** start of Exercise data **
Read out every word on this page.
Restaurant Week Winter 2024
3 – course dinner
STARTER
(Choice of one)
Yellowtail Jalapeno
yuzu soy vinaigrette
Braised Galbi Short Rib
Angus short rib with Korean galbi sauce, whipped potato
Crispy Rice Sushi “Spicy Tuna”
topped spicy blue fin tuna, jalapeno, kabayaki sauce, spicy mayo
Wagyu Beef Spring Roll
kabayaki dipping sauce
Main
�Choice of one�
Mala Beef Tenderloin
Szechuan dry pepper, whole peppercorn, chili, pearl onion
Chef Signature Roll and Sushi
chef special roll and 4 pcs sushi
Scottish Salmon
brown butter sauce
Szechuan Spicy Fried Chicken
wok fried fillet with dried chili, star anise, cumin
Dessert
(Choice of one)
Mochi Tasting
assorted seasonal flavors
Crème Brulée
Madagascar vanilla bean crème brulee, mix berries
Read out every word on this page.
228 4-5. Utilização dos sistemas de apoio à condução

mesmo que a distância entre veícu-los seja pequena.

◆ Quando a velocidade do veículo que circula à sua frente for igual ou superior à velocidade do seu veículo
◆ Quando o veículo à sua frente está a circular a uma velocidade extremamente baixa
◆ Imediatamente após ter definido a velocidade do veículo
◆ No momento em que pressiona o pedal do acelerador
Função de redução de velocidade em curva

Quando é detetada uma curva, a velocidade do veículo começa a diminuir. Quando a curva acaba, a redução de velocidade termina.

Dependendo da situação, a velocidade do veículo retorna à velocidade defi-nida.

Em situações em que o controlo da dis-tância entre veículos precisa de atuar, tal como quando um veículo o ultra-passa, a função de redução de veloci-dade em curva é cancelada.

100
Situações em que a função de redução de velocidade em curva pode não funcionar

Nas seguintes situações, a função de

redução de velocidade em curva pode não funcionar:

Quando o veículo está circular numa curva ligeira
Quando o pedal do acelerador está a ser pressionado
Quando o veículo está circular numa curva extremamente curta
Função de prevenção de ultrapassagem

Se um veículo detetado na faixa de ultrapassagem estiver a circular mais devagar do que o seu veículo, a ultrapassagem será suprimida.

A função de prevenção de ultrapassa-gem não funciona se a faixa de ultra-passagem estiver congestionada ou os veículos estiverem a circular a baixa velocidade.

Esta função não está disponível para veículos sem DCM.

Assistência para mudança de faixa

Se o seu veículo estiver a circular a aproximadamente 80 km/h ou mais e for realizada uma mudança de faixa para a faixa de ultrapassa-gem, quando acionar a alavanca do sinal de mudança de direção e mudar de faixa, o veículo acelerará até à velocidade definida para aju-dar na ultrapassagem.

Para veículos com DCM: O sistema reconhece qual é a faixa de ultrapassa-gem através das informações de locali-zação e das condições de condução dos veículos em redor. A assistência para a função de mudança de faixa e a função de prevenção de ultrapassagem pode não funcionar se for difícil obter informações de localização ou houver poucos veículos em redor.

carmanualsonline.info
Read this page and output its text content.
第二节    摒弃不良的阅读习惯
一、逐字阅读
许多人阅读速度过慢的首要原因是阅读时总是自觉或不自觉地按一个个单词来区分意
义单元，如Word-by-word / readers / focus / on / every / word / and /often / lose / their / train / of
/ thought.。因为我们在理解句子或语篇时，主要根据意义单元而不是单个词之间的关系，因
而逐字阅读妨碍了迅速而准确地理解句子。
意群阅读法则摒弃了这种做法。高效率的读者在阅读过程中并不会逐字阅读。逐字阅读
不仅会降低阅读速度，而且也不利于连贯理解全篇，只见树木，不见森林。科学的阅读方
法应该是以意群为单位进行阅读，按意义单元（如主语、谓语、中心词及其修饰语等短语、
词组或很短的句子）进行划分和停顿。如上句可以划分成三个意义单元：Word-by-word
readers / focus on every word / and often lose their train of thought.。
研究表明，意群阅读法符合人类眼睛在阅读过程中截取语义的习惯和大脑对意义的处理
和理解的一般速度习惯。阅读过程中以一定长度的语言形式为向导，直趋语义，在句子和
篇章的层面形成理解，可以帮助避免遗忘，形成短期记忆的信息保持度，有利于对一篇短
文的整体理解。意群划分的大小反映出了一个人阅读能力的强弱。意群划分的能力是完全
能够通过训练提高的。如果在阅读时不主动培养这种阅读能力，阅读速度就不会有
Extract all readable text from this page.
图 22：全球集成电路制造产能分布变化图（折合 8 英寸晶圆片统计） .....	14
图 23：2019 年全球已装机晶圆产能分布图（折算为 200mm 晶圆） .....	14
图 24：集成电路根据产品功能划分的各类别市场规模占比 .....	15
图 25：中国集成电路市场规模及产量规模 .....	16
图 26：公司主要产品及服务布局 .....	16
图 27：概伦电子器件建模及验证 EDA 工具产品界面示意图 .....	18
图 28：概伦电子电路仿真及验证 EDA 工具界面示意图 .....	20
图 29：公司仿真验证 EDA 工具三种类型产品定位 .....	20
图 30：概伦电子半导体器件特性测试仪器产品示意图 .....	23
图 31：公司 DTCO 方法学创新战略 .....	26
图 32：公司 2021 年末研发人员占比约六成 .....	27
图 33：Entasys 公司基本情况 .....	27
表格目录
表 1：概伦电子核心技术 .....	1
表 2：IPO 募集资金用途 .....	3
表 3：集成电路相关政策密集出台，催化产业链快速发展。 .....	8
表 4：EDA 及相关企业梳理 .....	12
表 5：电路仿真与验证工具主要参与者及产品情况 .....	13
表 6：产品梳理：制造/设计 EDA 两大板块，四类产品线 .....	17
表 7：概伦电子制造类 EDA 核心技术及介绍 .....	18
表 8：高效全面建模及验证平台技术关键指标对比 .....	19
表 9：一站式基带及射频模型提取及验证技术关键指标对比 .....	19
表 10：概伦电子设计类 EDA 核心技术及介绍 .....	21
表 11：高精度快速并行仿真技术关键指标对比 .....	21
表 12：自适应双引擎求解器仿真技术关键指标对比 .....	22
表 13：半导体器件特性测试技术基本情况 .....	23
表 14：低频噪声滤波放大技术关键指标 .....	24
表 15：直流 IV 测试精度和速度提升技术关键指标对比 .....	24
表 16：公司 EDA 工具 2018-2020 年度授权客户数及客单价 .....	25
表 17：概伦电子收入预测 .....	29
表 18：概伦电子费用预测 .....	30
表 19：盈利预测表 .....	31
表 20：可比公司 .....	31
** end of Exercise data **
Given request
Identify the lines that contain the string "acelerador", and copy every one of them.

Correct response
◆ No momento em que pressiona o pedal do acelerador
Quando o pedal do acelerador está a ser pressionado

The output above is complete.